--- WRITTEN PROBLEM ---
Locate each line below that includes "Past" and reproduce it.

Data extracted from a collection:
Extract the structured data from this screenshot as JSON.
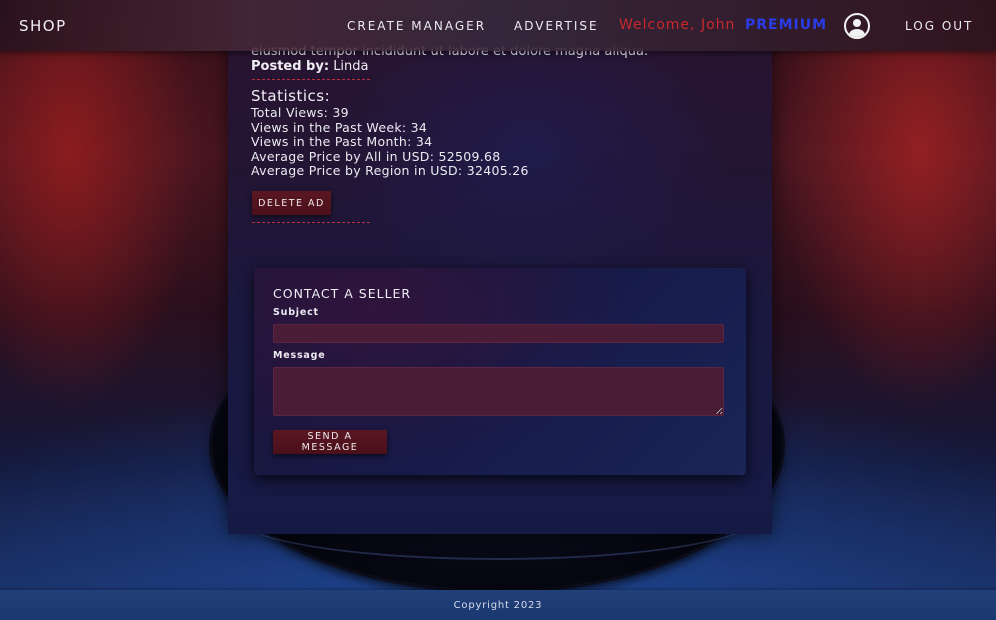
{
  "header": {
    "brand": "SHOP",
    "nav": {
      "create_manager": "CREATE MANAGER",
      "advertise": "ADVERTISE",
      "logout": "LOG OUT"
    },
    "welcome": "Welcome, John",
    "premium": "PREMIUM",
    "avatar_icon": "user-circle-icon"
  },
  "ad": {
    "description_tail": "eiusmod tempor incididunt ut labore et dolore magna aliqua.",
    "posted_by_label": "Posted by:",
    "posted_by_value": "Linda",
    "statistics": {
      "title": "Statistics:",
      "lines": [
        "Total Views: 39",
        "Views in the Past Week: 34",
        "Views in the Past Month: 34",
        "Average Price by All in USD: 52509.68",
        "Average Price by Region in USD: 32405.26"
      ]
    },
    "delete_label": "DELETE AD"
  },
  "contact": {
    "title": "CONTACT A SELLER",
    "subject_label": "Subject",
    "subject_value": "",
    "message_label": "Message",
    "message_value": "",
    "send_label": "SEND A MESSAGE"
  },
  "footer": {
    "copyright": "Copyright 2023"
  },
  "colors": {
    "welcome": "#c8282c",
    "premium": "#2a3ce6",
    "button": "#4a101a",
    "input": "#4a1c36",
    "footer": "#21407a"
  }
}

--- FINAL ANSWER ---
        "Views in the Past Week: 34",
        "Views in the Past Month: 34",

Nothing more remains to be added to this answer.